Provided records:
— BEGIN —

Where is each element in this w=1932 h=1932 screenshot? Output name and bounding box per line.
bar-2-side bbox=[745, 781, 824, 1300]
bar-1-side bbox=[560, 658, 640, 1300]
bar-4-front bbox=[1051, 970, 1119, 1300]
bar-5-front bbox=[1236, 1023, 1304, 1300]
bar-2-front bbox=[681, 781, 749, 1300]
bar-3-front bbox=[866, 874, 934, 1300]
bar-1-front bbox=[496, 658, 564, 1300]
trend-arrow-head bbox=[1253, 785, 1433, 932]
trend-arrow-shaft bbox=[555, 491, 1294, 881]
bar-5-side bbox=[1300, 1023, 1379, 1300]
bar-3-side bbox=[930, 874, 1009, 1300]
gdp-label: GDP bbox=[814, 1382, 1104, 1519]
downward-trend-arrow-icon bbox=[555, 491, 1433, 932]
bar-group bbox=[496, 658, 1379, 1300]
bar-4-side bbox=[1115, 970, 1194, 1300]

— END —

Instruction:
Copy out everything from the start of the records down to the line containing "bar-5-front bbox=[1236, 1023, 1304, 1300]", keeping every line unchanged.

Expected answer:
Where is each element in this w=1932 h=1932 screenshot? Output name and bounding box per line.
bar-2-side bbox=[745, 781, 824, 1300]
bar-1-side bbox=[560, 658, 640, 1300]
bar-4-front bbox=[1051, 970, 1119, 1300]
bar-5-front bbox=[1236, 1023, 1304, 1300]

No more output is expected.